-- Start of MATERIAL TO PROCESS --

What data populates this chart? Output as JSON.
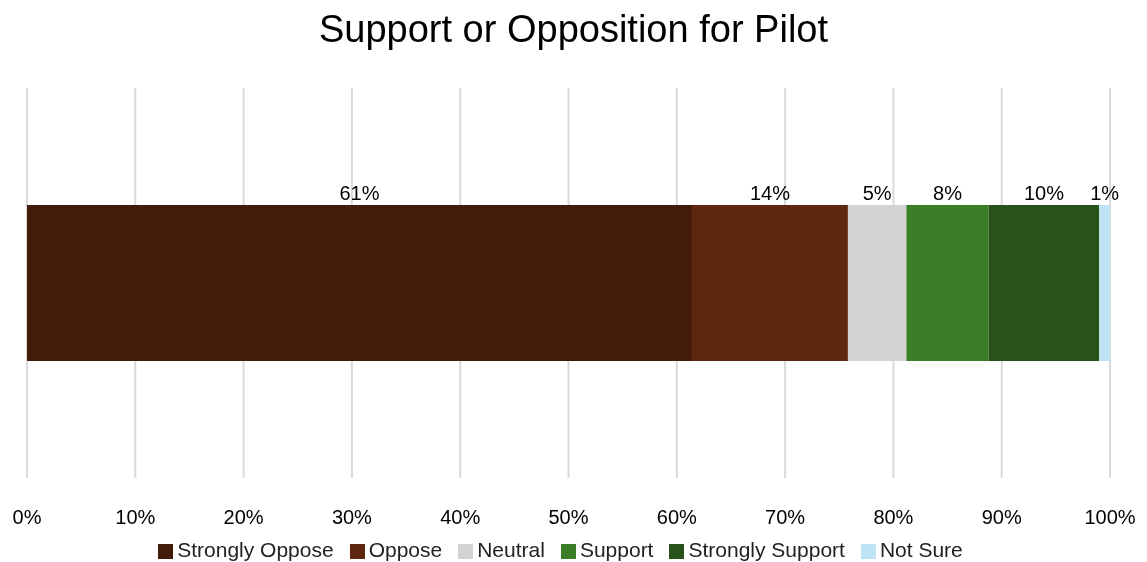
{
  "chart_data": {
    "type": "bar",
    "orientation": "horizontal",
    "stacked": true,
    "title": "Support or Opposition for Pilot",
    "categories": [
      null
    ],
    "series": [
      {
        "name": "Strongly Oppose",
        "color": "#421b0a",
        "values": [
          61.4
        ],
        "value_labels": [
          "61%"
        ]
      },
      {
        "name": "Oppose",
        "color": "#5e270e",
        "values": [
          14.4
        ],
        "value_labels": [
          "14%"
        ]
      },
      {
        "name": "Neutral",
        "color": "#d3d3d3",
        "values": [
          5.4
        ],
        "value_labels": [
          "5%"
        ]
      },
      {
        "name": "Support",
        "color": "#3a7f27",
        "values": [
          7.6
        ],
        "value_labels": [
          "8%"
        ]
      },
      {
        "name": "Strongly Support",
        "color": "#27531a",
        "values": [
          10.2
        ],
        "value_labels": [
          "10%"
        ]
      },
      {
        "name": "Not Sure",
        "color": "#bde3f5",
        "values": [
          1.0
        ],
        "value_labels": [
          "1%"
        ]
      }
    ],
    "xlim": [
      0,
      100
    ],
    "xticks": [
      {
        "value": 0,
        "label": "0%"
      },
      {
        "value": 10,
        "label": "10%"
      },
      {
        "value": 20,
        "label": "20%"
      },
      {
        "value": 30,
        "label": "30%"
      },
      {
        "value": 40,
        "label": "40%"
      },
      {
        "value": 50,
        "label": "50%"
      },
      {
        "value": 60,
        "label": "60%"
      },
      {
        "value": 70,
        "label": "70%"
      },
      {
        "value": 80,
        "label": "80%"
      },
      {
        "value": 90,
        "label": "90%"
      },
      {
        "value": 100,
        "label": "100%"
      }
    ],
    "grid": "x",
    "legend": "bottom"
  }
}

-- End of MATERIAL TO PROCESS --

• **WHAT THE TASK REQUIRES**: Omit every image. Quote each record exactly.

• **OUTPUT**:
What data populates this chart? Output as JSON.
{
  "chart_data": {
    "type": "bar",
    "orientation": "horizontal",
    "stacked": true,
    "title": "Support or Opposition for Pilot",
    "categories": [
      null
    ],
    "series": [
      {
        "name": "Strongly Oppose",
        "color": "#421b0a",
        "values": [
          61.4
        ],
        "value_labels": [
          "61%"
        ]
      },
      {
        "name": "Oppose",
        "color": "#5e270e",
        "values": [
          14.4
        ],
        "value_labels": [
          "14%"
        ]
      },
      {
        "name": "Neutral",
        "color": "#d3d3d3",
        "values": [
          5.4
        ],
        "value_labels": [
          "5%"
        ]
      },
      {
        "name": "Support",
        "color": "#3a7f27",
        "values": [
          7.6
        ],
        "value_labels": [
          "8%"
        ]
      },
      {
        "name": "Strongly Support",
        "color": "#27531a",
        "values": [
          10.2
        ],
        "value_labels": [
          "10%"
        ]
      },
      {
        "name": "Not Sure",
        "color": "#bde3f5",
        "values": [
          1.0
        ],
        "value_labels": [
          "1%"
        ]
      }
    ],
    "xlim": [
      0,
      100
    ],
    "xticks": [
      {
        "value": 0,
        "label": "0%"
      },
      {
        "value": 10,
        "label": "10%"
      },
      {
        "value": 20,
        "label": "20%"
      },
      {
        "value": 30,
        "label": "30%"
      },
      {
        "value": 40,
        "label": "40%"
      },
      {
        "value": 50,
        "label": "50%"
      },
      {
        "value": 60,
        "label": "60%"
      },
      {
        "value": 70,
        "label": "70%"
      },
      {
        "value": 80,
        "label": "80%"
      },
      {
        "value": 90,
        "label": "90%"
      },
      {
        "value": 100,
        "label": "100%"
      }
    ],
    "grid": "x",
    "legend": "bottom"
  }
}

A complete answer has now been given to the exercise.